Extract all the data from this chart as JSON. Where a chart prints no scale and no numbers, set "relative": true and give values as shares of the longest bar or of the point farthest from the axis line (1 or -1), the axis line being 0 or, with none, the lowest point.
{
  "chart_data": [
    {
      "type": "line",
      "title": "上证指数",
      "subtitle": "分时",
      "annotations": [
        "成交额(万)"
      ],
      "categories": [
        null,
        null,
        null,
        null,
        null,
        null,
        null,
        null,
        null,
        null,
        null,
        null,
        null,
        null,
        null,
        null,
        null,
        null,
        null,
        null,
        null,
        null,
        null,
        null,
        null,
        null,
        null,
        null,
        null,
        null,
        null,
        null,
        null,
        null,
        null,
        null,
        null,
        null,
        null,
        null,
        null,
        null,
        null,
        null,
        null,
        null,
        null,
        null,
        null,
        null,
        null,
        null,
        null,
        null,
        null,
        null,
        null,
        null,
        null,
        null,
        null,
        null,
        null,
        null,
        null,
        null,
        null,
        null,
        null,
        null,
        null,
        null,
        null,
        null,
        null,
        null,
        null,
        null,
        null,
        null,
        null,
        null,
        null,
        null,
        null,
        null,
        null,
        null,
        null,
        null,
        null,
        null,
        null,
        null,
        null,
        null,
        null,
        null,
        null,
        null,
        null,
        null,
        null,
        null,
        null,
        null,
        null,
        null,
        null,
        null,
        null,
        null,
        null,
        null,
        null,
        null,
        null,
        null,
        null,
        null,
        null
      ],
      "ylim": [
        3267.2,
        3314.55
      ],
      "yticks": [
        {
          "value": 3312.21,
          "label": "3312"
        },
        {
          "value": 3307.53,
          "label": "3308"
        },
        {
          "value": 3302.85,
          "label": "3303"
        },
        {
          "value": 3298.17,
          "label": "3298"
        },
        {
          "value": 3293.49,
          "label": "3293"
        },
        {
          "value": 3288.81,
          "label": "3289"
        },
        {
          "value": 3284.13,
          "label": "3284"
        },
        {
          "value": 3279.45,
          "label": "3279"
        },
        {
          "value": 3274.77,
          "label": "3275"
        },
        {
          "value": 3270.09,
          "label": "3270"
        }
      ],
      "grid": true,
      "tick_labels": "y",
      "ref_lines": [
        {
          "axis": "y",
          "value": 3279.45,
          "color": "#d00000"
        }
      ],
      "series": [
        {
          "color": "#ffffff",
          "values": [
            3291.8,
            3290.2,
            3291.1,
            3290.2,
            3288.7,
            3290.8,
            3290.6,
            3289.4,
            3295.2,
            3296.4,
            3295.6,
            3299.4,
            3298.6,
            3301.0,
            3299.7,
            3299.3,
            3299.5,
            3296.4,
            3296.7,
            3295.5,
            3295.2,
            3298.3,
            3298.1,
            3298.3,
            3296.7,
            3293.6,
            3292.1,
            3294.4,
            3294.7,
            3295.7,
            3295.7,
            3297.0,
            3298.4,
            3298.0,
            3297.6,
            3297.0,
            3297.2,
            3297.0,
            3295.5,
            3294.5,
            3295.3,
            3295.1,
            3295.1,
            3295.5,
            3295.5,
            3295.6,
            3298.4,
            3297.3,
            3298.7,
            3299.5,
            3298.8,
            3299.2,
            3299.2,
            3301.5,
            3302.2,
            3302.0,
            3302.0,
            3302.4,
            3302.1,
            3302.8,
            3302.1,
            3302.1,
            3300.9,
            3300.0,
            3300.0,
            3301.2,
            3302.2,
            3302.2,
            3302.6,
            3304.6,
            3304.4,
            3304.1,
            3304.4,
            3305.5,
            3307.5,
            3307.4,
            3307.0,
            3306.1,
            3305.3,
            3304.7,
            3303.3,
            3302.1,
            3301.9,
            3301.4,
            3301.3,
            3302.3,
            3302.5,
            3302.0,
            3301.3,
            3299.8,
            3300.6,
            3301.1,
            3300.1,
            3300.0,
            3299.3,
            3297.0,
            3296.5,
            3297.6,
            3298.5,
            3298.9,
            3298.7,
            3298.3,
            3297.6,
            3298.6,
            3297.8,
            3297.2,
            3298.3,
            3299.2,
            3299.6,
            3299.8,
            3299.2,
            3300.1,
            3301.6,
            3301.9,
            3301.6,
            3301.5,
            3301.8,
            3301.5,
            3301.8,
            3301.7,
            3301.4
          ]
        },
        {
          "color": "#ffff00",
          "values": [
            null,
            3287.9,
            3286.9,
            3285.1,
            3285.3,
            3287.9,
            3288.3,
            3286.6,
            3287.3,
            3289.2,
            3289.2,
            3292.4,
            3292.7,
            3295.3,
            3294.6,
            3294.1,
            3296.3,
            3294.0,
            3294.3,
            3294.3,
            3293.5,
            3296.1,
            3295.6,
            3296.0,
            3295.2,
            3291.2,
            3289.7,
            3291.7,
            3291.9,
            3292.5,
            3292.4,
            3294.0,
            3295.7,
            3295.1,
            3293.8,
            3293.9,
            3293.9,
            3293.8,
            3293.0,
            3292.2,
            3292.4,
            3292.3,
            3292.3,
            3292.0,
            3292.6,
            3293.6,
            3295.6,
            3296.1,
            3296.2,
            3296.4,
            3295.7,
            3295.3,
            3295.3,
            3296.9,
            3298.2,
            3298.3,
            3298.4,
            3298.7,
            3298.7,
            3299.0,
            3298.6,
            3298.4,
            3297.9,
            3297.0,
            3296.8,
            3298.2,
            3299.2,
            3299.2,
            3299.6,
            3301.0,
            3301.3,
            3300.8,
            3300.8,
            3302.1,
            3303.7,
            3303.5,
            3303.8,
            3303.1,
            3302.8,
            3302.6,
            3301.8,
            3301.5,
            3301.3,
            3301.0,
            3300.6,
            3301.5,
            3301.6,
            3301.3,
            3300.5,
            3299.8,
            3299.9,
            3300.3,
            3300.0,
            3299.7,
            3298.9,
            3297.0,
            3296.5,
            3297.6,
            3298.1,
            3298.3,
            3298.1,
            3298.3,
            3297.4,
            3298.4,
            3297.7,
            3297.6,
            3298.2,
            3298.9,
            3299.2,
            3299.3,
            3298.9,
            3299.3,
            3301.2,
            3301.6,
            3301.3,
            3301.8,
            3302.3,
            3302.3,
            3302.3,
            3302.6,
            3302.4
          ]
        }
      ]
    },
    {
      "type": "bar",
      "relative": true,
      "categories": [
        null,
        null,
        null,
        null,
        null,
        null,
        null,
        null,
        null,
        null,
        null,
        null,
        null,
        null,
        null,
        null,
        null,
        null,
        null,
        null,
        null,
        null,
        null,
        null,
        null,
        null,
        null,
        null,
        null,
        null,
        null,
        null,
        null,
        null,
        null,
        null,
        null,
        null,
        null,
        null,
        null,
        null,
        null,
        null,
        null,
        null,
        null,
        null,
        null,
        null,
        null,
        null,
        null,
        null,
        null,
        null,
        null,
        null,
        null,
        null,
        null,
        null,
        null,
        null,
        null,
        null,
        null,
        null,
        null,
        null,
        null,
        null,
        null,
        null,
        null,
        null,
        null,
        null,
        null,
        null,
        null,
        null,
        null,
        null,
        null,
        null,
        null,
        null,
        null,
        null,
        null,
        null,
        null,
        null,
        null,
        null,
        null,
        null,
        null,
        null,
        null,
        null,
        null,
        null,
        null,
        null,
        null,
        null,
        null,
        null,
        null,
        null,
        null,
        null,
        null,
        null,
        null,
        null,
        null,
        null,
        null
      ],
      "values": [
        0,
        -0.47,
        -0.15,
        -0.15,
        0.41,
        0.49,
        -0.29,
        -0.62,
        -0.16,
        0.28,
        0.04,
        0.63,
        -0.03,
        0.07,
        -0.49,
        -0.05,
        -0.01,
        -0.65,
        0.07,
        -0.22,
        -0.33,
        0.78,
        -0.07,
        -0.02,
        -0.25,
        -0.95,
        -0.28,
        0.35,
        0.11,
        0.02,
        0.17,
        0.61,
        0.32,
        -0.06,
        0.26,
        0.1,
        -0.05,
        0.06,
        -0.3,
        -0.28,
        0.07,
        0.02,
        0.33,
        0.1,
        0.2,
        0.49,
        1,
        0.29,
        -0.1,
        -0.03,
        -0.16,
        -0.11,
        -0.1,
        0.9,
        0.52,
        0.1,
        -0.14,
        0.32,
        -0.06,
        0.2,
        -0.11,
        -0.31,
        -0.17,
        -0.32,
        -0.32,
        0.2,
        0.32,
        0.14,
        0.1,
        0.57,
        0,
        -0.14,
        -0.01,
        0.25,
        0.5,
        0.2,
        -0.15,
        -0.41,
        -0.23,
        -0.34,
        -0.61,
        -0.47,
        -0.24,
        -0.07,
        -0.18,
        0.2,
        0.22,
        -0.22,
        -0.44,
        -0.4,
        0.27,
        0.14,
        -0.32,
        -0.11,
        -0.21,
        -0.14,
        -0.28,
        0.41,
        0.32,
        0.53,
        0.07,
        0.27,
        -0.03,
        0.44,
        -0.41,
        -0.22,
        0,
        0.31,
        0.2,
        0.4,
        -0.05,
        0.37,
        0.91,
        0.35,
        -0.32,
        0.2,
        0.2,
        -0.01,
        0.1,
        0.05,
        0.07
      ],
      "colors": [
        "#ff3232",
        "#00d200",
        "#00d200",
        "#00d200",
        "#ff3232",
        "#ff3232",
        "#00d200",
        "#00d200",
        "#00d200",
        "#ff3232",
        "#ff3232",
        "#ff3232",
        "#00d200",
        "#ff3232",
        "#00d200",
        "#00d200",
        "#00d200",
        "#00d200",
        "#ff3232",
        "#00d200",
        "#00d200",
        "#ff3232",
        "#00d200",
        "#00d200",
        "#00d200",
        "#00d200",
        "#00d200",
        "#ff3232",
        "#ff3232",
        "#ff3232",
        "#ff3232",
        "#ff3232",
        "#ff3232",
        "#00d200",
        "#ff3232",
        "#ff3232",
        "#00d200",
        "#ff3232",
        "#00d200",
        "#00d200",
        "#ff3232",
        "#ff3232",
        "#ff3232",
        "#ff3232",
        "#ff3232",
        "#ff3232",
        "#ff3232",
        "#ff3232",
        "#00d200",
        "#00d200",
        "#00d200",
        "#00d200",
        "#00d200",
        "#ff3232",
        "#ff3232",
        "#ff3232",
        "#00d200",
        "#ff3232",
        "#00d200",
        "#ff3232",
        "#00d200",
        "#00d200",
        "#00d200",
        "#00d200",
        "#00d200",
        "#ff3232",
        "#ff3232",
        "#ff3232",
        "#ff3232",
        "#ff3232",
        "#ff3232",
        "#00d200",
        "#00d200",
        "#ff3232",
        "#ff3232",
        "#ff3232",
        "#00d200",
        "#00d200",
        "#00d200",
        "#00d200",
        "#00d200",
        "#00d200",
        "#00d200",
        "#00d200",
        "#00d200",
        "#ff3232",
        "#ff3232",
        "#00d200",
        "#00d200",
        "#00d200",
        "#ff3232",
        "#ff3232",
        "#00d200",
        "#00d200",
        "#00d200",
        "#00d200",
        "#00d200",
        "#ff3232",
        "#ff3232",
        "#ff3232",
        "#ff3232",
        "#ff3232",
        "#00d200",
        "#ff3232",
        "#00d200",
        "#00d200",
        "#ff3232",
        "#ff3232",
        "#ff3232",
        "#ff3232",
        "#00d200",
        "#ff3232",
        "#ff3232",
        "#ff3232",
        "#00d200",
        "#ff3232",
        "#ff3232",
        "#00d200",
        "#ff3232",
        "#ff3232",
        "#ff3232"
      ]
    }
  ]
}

WHAT YOU HAVE TO DO: Check each line of the entries above for the word "relative". List the ones that have it.

FULL OUTPUT:
Extract all the data from this chart as JSON. Where a chart prints no scale and no numbers, set "relative": true and give values as shares of the longest bar or of the point farthest from the axis line (1 or -1), the axis line being 0 or, with none, the lowest point.
      "relative": true,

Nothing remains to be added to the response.